REQUIREMENTS :: Report only the number of lines in the records below that contain the word "Valley".

DATA TO PROCESS ::
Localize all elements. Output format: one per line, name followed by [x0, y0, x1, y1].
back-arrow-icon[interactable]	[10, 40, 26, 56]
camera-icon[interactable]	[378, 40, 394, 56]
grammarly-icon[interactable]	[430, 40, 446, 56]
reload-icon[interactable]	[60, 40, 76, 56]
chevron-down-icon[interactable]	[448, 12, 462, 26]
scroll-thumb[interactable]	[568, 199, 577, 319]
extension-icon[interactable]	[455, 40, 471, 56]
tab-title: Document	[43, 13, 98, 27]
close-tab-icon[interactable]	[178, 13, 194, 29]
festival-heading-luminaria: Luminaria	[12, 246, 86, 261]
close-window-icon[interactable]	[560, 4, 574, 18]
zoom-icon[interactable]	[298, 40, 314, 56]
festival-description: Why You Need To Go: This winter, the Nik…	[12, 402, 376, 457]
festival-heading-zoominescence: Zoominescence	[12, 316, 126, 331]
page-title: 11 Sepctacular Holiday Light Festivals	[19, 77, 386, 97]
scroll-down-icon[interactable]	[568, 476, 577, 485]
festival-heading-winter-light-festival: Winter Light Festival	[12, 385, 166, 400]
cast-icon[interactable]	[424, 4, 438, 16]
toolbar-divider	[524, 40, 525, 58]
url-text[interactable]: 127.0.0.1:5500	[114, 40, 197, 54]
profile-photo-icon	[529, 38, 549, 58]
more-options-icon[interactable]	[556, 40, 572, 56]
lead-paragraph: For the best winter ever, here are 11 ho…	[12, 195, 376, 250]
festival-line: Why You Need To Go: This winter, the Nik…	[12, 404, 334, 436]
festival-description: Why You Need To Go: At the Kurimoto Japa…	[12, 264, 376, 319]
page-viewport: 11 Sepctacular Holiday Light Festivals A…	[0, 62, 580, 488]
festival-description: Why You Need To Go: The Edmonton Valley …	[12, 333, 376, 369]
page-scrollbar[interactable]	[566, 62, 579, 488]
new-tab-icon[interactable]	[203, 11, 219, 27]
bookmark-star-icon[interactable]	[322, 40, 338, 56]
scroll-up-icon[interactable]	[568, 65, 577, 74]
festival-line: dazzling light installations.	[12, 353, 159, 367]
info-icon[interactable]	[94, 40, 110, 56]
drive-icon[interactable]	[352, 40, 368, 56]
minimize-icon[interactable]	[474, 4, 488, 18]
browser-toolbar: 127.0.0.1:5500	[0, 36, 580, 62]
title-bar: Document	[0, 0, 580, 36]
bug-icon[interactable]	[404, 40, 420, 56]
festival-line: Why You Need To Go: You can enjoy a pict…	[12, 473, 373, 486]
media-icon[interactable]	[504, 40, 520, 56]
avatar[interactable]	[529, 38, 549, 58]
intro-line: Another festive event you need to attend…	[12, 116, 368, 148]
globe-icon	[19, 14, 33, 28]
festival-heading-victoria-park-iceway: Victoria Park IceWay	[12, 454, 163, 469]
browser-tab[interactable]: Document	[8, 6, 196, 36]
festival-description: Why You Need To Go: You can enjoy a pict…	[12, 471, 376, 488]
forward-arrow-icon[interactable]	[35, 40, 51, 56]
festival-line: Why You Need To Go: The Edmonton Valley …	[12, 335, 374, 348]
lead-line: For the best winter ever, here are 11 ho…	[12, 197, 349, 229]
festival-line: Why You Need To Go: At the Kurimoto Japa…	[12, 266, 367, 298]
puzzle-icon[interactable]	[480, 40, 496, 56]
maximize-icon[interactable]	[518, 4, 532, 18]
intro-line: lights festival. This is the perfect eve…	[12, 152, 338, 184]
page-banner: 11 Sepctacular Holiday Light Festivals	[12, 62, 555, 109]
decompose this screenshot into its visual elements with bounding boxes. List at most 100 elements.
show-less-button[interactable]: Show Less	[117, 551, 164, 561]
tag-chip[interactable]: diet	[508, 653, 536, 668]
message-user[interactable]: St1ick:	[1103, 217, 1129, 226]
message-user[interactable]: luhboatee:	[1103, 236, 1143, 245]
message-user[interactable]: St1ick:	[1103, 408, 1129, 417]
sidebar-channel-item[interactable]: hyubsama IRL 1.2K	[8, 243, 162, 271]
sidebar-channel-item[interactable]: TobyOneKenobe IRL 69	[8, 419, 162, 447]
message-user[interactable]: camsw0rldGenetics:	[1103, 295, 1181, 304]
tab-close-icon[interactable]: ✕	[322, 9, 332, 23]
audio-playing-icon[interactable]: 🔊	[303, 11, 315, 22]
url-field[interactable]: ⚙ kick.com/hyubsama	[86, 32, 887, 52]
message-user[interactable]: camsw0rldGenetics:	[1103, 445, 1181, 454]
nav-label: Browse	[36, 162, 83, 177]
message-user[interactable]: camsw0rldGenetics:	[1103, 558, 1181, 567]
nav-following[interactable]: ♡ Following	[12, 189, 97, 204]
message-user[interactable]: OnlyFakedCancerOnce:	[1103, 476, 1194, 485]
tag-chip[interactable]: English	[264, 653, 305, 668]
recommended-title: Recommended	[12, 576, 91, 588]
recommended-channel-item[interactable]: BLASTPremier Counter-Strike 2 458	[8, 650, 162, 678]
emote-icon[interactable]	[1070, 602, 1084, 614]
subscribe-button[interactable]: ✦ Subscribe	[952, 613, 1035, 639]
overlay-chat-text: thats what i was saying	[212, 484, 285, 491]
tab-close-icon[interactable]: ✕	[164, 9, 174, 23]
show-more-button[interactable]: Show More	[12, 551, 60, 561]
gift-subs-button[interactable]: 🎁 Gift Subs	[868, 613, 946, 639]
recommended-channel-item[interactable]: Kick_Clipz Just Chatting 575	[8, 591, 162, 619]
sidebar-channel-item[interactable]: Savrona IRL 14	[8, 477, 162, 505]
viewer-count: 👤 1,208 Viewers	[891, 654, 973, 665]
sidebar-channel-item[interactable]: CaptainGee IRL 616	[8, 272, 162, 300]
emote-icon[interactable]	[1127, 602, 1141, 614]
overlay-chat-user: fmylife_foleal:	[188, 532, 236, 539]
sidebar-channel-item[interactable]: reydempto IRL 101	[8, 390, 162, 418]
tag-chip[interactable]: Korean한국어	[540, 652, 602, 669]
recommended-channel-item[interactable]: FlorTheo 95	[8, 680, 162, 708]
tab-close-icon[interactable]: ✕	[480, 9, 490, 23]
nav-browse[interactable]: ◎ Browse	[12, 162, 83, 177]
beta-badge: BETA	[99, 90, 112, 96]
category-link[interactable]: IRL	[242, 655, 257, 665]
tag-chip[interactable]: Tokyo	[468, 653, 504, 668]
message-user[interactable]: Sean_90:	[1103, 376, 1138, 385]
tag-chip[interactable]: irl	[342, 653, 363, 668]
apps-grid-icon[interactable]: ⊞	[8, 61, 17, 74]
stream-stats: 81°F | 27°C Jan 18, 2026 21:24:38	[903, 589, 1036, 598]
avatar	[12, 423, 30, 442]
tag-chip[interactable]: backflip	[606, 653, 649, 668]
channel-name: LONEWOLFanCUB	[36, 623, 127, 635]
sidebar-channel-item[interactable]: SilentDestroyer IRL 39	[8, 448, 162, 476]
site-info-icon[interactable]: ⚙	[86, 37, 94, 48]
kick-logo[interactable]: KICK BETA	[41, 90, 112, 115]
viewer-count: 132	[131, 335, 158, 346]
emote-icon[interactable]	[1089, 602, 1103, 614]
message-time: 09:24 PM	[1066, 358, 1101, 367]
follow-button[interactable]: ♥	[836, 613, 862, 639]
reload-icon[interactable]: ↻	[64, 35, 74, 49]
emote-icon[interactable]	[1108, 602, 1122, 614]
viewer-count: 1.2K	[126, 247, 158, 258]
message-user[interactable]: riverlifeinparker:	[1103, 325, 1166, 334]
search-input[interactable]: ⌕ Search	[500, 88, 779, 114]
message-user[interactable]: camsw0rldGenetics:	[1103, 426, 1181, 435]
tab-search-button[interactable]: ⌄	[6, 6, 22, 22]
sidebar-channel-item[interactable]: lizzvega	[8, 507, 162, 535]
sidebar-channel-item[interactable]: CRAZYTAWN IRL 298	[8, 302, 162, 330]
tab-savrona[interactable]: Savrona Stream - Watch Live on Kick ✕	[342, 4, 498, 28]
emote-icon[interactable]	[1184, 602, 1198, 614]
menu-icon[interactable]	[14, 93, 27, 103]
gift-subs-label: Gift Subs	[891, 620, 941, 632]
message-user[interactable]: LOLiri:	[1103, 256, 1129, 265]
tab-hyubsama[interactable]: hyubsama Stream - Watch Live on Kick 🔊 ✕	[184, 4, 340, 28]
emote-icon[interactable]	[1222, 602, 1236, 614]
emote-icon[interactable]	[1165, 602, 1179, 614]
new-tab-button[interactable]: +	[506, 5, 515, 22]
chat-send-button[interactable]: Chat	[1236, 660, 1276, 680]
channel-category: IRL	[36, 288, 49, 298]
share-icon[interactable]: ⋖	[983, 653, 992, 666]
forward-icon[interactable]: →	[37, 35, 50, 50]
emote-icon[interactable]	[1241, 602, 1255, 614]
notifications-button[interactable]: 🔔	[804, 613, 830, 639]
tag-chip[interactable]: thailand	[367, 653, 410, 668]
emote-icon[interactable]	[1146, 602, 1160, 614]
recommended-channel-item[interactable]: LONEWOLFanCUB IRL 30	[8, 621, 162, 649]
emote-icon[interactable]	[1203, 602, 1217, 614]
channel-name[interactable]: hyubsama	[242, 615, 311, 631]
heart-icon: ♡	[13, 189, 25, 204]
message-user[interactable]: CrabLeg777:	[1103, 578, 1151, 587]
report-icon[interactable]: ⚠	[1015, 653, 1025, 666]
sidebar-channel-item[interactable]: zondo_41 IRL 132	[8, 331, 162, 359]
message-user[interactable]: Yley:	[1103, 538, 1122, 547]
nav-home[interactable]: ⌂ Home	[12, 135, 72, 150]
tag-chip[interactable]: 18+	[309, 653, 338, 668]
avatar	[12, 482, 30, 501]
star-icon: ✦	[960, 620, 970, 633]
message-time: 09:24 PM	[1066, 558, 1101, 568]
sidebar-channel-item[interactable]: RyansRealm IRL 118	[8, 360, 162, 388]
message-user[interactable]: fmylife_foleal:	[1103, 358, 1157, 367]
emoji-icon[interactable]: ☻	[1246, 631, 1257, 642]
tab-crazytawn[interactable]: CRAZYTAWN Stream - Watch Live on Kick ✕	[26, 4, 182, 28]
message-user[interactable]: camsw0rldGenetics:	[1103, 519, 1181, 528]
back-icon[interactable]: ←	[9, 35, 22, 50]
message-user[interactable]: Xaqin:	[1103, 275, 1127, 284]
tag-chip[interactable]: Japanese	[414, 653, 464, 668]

WORKED SOLUTION :: 2